• [Zadanie]
Powtórz w całości i bez żadnych zmian fragment o przeprawie samochodem przez rzekę.

• [Fragment do przeczytania]
──────────────────────────────
Po godzinie prąd stawał się być lżejszy, a poziom wody niewiele niższy. Patrick (katechista) podwinął nogawki i zaczął powoli przekraczać rzekę. Wody było niewiele ponad kolana, lecz prąd sprawiał, że woda uderzała i sięgała prawie po pas. Piaszczyste podłoże sprawiało, że ryzykowaliśmy. Jest godzina 16.30 i wciąż daleka droga do domu – postanowiliśmy zaryzykować. Kazałem wszystkim się trzymać jak najmocniej, włączyłem Low 4 Will (Wolne i bardzo silne przełożenie na 4 koła), drugi bieg i lekki rozpęd. Z siłą uderzyłem w wodę, zwiększyłem obroty silnika i w połowie koła samochodu zakopały się w piasku – ani do przodu, ani do tyłu. Zatrzymałem się w połowie porywistej rzeki, woda uderzała o drzwi z mojej strony (prawej) i zaczęła podmywać piasek spod kół – koła z prawej strony zaczęły powolutku zagrzebywać się w piasku. W głowie od razu miałem obraz naszego samochodu pogrzebanego przez rzekę w piachu. Otworzyłem drzwi z mojej strony, lecz od razu woda zaczęła wdzierać się do środka. Przeskoczyłem na stronę pasażera i wyszedłem z samochodu. Krzyknąłem do wszystkich, aby przynosili kamienie i wrzucali pod koła. Biegałem na brzeg zbierając durze kamienie i do wody, aby umieścić kamienie pod koła. Przy kołach woda podmyła piach i sięgała już po pas. Przemoczony wskoczyłem powrotem do samochodu, wrzuciłem High 4 Will (Szybkie i silne przełożenie na 4 koła), pierwszy bieg i zwiększyłem obroty. Samochód drgnął. Wrzuciłem wsteczny, samochód powoli zaczął się wyczołgiwać z wody – po chwili stanąłem na brzegu. Otworzyłem drzwi, woda wypłynęła z samochodu, ja zaś odetchnąłem z uśmiechem na twarzy. Choć byliśmy wszyscy mokrzy i przemarznięci, byliśmy szczęśliwi, że samochód uratowany i nie musimy spędzać całej nocy na odkopywaniu go.
──────────────────────────────
• [Materiał]
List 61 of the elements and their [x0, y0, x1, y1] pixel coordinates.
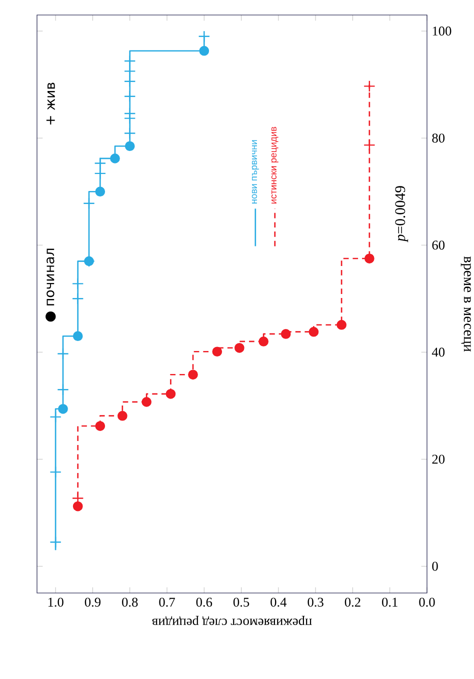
──────────────────────────────
• [Oczekiwany wynik]
Po godzinie prąd stawał się być lżejszy, a poziom wody niewiele niższy. Patrick (katechista) podwinął nogawki i zaczął powoli przekraczać rzekę. Wody było niewiele ponad kolana, lecz prąd sprawiał, że woda uderzała i sięgała prawie po pas. Piaszczyste podłoże sprawiało, że ryzykowaliśmy. Jest godzina 16.30 i wciąż daleka droga do domu – postanowiliśmy zaryzykować. Kazałem wszystkim się trzymać jak najmocniej, włączyłem Low 4 Will (Wolne i bardzo silne przełożenie na 4 koła), drugi bieg i lekki rozpęd. Z siłą uderzyłem w wodę, zwiększyłem obroty silnika i w połowie koła samochodu zakopały się w piasku – ani do przodu, ani do tyłu. Zatrzymałem się w połowie porywistej rzeki, woda uderzała o drzwi z mojej strony (prawej) i zaczęła podmywać piasek spod kół – koła z prawej strony zaczęły powolutku zagrzebywać się w piasku. W głowie od razu miałem obraz naszego samochodu pogrzebanego przez rzekę w piachu. Otworzyłem drzwi z mojej strony, lecz od razu woda zaczęła wdzierać się do środka. Przeskoczyłem na stronę pasażera i wyszedłem z samochodu. Krzyknąłem do wszystkich, aby przynosili kamienie i wrzucali pod koła. Biegałem na brzeg zbierając durze kamienie i do wody, aby umieścić kamienie pod koła. Przy kołach woda podmyła piach i sięgała już po pas. Przemoczony wskoczyłem powrotem do samochodu, wrzuciłem High 4 Will (Szybkie i silne przełożenie na 4 koła), pierwszy bieg i zwiększyłem obroty. Samochód drgnął. Wrzuciłem wsteczny, samochód powoli zaczął się wyczołgiwać z wody – po chwili stanąłem na brzegu. Otworzyłem drzwi, woda wypłynęła z samochodu, ja zaś odetchnąłem z uśmiechem na twarzy. Choć byliśmy wszyscy mokrzy i przemarznięci, byliśmy szczęśliwi, że samochód uratowany i nie musimy spędzać całej nocy na odkopywaniu go.